■ **Exercise aim**: Take the records underneath and set them down exactly.

-- begin Record extracts --

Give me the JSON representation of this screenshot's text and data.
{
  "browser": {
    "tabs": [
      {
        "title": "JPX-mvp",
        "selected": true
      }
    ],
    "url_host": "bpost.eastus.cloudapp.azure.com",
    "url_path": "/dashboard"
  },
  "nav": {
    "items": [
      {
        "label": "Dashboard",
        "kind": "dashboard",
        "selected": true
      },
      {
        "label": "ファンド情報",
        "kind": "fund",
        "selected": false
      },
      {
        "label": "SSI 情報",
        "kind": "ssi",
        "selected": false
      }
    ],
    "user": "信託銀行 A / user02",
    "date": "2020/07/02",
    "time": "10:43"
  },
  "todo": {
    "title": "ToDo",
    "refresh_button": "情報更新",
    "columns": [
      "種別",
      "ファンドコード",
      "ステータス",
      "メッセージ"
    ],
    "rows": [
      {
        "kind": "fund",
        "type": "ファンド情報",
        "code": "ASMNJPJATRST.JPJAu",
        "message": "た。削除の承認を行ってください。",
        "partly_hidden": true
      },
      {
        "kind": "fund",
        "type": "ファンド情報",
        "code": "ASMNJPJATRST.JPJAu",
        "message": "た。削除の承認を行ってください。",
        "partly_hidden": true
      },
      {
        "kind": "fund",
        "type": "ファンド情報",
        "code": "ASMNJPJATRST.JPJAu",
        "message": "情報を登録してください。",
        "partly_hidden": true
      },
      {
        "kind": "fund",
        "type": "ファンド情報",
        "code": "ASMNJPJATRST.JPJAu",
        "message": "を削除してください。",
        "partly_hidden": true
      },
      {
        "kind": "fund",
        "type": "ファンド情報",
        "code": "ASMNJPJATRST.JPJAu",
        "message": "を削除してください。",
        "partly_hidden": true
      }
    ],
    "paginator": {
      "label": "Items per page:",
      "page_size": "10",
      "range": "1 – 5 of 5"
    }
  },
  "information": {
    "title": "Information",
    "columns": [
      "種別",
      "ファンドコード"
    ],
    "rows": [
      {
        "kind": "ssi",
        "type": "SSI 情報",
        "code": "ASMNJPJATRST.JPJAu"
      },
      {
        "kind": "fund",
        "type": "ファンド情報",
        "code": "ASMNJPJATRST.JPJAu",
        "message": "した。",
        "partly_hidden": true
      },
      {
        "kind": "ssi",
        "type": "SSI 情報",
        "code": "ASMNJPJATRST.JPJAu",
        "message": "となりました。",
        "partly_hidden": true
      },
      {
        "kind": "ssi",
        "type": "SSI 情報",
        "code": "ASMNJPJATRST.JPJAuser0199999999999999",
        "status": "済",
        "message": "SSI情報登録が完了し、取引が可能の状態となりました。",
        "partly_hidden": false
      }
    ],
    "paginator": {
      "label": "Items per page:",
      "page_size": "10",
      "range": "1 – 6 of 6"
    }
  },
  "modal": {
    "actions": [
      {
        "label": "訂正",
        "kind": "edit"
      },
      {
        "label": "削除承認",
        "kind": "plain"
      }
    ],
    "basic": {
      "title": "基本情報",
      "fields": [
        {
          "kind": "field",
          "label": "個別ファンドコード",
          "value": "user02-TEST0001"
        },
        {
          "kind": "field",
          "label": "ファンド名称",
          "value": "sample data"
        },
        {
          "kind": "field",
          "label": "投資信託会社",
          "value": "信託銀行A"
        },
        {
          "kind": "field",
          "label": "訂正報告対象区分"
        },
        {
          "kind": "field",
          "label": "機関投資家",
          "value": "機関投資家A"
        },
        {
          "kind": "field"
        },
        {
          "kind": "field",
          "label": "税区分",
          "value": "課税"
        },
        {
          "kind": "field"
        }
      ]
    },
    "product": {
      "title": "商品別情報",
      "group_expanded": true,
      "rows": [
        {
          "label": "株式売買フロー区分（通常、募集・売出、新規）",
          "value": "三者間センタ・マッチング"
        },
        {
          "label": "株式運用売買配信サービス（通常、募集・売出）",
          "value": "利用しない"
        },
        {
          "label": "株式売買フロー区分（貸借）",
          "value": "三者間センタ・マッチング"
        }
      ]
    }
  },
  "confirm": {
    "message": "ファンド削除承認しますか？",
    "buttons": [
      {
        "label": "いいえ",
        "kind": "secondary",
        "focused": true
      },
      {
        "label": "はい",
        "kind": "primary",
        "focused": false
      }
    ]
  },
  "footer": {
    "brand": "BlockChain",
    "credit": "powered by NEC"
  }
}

-- end Record extracts --

■ **Answer in full**:
Give me the JSON representation of this screenshot's text and data.
{
  "browser": {
    "tabs": [
      {
        "title": "JPX-mvp",
        "selected": true
      }
    ],
    "url_host": "bpost.eastus.cloudapp.azure.com",
    "url_path": "/dashboard"
  },
  "nav": {
    "items": [
      {
        "label": "Dashboard",
        "kind": "dashboard",
        "selected": true
      },
      {
        "label": "ファンド情報",
        "kind": "fund",
        "selected": false
      },
      {
        "label": "SSI 情報",
        "kind": "ssi",
        "selected": false
      }
    ],
    "user": "信託銀行 A / user02",
    "date": "2020/07/02",
    "time": "10:43"
  },
  "todo": {
    "title": "ToDo",
    "refresh_button": "情報更新",
    "columns": [
      "種別",
      "ファンドコード",
      "ステータス",
      "メッセージ"
    ],
    "rows": [
      {
        "kind": "fund",
        "type": "ファンド情報",
        "code": "ASMNJPJATRST.JPJAu",
        "message": "た。削除の承認を行ってください。",
        "partly_hidden": true
      },
      {
        "kind": "fund",
        "type": "ファンド情報",
        "code": "ASMNJPJATRST.JPJAu",
        "message": "た。削除の承認を行ってください。",
        "partly_hidden": true
      },
      {
        "kind": "fund",
        "type": "ファンド情報",
        "code": "ASMNJPJATRST.JPJAu",
        "message": "情報を登録してください。",
        "partly_hidden": true
      },
      {
        "kind": "fund",
        "type": "ファンド情報",
        "code": "ASMNJPJATRST.JPJAu",
        "message": "を削除してください。",
        "partly_hidden": true
      },
      {
        "kind": "fund",
        "type": "ファンド情報",
        "code": "ASMNJPJATRST.JPJAu",
        "message": "を削除してください。",
        "partly_hidden": true
      }
    ],
    "paginator": {
      "label": "Items per page:",
      "page_size": "10",
      "range": "1 – 5 of 5"
    }
  },
  "information": {
    "title": "Information",
    "columns": [
      "種別",
      "ファンドコード"
    ],
    "rows": [
      {
        "kind": "ssi",
        "type": "SSI 情報",
        "code": "ASMNJPJATRST.JPJAu"
      },
      {
        "kind": "fund",
        "type": "ファンド情報",
        "code": "ASMNJPJATRST.JPJAu",
        "message": "した。",
        "partly_hidden": true
      },
      {
        "kind": "ssi",
        "type": "SSI 情報",
        "code": "ASMNJPJATRST.JPJAu",
        "message": "となりました。",
        "partly_hidden": true
      },
      {
        "kind": "ssi",
        "type": "SSI 情報",
        "code": "ASMNJPJATRST.JPJAuser0199999999999999",
        "status": "済",
        "message": "SSI情報登録が完了し、取引が可能の状態となりました。",
        "partly_hidden": false
      }
    ],
    "paginator": {
      "label": "Items per page:",
      "page_size": "10",
      "range": "1 – 6 of 6"
    }
  },
  "modal": {
    "actions": [
      {
        "label": "訂正",
        "kind": "edit"
      },
      {
        "label": "削除承認",
        "kind": "plain"
      }
    ],
    "basic": {
      "title": "基本情報",
      "fields": [
        {
          "kind": "field",
          "label": "個別ファンドコード",
          "value": "user02-TEST0001"
        },
        {
          "kind": "field",
          "label": "ファンド名称",
          "value": "sample data"
        },
        {
          "kind": "field",
          "label": "投資信託会社",
          "value": "信託銀行A"
        },
        {
          "kind": "field",
          "label": "訂正報告対象区分"
        },
        {
          "kind": "field",
          "label": "機関投資家",
          "value": "機関投資家A"
        },
        {
          "kind": "field"
        },
        {
          "kind": "field",
          "label": "税区分",
          "value": "課税"
        },
        {
          "kind": "field"
        }
      ]
    },
    "product": {
      "title": "商品別情報",
      "group_expanded": true,
      "rows": [
        {
          "label": "株式売買フロー区分（通常、募集・売出、新規）",
          "value": "三者間センタ・マッチング"
        },
        {
          "label": "株式運用売買配信サービス（通常、募集・売出）",
          "value": "利用しない"
        },
        {
          "label": "株式売買フロー区分（貸借）",
          "value": "三者間センタ・マッチング"
        }
      ]
    }
  },
  "confirm": {
    "message": "ファンド削除承認しますか？",
    "buttons": [
      {
        "label": "いいえ",
        "kind": "secondary",
        "focused": true
      },
      {
        "label": "はい",
        "kind": "primary",
        "focused": false
      }
    ]
  },
  "footer": {
    "brand": "BlockChain",
    "credit": "powered by NEC"
  }
}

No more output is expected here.